WRITTEN PROBLEM: Report the count of lines that carry the string "select", and add nothing.

== DATASET EXTRACT

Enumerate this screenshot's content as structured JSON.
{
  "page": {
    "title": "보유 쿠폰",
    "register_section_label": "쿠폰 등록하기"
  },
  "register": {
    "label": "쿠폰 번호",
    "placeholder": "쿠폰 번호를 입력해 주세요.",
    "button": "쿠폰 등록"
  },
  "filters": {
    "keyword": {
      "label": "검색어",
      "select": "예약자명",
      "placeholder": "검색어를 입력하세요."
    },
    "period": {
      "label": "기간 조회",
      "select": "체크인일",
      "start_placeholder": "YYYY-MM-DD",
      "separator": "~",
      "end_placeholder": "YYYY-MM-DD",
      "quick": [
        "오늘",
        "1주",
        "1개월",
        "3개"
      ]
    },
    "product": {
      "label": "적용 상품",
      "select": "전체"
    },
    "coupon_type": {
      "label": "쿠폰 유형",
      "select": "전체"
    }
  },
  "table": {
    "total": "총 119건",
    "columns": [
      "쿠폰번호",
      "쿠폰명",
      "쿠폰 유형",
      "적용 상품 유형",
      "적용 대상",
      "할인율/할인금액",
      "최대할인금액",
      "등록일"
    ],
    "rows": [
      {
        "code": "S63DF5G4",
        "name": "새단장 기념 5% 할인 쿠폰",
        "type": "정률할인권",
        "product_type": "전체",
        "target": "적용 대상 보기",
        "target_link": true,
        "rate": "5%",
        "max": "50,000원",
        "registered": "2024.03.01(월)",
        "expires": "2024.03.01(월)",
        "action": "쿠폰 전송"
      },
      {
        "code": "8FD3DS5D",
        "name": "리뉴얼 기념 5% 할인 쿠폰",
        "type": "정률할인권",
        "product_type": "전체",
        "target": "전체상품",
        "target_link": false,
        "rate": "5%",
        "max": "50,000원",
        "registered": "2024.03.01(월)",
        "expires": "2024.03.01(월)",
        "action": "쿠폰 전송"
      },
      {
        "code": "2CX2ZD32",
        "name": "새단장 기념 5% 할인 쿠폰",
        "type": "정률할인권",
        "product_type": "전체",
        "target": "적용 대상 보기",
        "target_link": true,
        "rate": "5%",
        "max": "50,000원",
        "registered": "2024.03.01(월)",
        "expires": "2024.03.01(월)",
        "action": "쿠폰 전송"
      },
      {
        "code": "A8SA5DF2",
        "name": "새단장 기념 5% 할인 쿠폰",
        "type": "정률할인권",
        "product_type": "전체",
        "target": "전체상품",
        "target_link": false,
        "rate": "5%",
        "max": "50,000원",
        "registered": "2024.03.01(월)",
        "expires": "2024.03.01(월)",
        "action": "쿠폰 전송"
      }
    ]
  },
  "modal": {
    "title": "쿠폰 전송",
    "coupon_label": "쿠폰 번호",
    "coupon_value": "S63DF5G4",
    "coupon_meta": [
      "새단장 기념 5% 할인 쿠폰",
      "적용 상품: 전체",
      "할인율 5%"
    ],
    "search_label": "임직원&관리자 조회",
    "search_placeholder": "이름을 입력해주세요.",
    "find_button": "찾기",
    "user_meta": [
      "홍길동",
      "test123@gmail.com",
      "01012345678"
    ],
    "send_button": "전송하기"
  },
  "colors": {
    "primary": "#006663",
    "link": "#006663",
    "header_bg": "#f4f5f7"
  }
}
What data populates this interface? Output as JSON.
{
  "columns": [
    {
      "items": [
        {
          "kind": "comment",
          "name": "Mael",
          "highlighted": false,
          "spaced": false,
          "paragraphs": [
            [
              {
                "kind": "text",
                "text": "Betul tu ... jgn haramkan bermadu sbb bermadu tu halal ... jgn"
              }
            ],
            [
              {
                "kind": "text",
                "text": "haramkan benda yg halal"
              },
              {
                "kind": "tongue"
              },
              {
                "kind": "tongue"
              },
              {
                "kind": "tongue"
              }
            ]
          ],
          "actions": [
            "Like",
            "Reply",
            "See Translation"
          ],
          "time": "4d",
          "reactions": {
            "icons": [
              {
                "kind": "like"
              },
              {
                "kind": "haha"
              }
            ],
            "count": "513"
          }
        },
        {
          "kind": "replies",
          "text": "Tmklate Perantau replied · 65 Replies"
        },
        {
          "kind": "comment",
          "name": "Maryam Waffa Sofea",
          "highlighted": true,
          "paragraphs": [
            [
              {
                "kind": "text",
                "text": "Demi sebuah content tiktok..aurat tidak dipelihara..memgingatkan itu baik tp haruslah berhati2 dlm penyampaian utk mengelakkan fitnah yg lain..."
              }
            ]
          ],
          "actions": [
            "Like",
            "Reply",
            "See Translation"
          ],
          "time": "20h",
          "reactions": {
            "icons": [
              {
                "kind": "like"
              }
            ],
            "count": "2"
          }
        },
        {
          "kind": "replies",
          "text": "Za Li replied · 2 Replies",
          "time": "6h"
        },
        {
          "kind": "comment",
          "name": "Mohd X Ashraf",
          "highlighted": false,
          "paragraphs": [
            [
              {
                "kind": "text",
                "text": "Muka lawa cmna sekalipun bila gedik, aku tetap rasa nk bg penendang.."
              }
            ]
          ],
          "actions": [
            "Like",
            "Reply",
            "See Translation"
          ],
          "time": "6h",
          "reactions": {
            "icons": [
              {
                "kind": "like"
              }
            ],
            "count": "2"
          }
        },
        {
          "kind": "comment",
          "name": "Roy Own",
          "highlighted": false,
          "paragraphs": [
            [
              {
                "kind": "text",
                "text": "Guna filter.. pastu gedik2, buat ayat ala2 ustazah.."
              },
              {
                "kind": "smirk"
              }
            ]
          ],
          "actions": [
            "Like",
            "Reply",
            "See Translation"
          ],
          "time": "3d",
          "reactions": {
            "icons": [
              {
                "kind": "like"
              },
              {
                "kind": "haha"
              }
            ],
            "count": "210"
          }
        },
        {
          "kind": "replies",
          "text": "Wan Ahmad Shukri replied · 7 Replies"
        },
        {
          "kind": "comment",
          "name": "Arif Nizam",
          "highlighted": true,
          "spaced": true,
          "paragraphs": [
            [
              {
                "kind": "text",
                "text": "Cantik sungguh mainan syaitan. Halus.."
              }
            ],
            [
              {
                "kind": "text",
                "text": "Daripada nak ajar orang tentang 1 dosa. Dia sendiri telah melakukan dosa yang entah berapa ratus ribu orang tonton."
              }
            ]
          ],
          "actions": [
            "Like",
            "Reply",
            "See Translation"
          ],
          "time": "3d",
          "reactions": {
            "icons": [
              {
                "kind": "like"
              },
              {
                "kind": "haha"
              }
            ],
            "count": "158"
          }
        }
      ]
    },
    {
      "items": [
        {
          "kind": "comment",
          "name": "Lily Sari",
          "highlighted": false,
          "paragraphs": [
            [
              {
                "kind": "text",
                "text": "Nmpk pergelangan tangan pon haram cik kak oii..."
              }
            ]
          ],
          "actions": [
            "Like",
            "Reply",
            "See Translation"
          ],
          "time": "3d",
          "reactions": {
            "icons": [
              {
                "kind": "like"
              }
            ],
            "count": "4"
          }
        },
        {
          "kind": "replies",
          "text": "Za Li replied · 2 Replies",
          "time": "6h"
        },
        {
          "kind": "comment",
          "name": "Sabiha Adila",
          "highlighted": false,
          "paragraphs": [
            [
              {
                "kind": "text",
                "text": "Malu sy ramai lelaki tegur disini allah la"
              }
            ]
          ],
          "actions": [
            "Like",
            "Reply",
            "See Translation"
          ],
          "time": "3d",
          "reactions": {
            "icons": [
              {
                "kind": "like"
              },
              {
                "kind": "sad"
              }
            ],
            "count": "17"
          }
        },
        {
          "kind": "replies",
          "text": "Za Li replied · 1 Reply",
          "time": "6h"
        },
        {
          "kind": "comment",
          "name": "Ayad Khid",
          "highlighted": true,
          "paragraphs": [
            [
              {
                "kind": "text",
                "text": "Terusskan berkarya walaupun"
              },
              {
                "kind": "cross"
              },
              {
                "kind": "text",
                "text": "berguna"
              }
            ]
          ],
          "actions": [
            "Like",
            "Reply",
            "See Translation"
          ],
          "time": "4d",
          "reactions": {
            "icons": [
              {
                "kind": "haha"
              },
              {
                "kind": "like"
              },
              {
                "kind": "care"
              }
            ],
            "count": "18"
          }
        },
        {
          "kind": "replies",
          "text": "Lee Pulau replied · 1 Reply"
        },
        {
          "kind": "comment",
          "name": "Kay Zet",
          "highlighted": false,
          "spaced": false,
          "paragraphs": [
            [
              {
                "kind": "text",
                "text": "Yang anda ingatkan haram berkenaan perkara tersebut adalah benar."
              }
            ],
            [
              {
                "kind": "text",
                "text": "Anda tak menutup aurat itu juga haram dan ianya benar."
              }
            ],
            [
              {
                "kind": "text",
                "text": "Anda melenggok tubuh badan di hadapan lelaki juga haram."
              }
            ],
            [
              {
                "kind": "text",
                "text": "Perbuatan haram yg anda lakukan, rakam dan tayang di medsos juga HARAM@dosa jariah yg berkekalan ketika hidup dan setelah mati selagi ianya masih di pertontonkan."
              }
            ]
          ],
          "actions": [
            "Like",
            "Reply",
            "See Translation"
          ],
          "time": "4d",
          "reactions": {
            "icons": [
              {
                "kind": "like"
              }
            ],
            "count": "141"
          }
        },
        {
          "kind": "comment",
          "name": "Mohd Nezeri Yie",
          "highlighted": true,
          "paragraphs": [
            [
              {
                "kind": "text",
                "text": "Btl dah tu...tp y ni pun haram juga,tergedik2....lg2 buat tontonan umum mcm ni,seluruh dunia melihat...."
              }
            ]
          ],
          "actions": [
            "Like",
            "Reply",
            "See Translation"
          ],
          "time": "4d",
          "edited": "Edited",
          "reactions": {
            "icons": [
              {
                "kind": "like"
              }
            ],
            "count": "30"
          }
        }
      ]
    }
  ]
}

====

OUTPUT OF THE EXERCISE: 4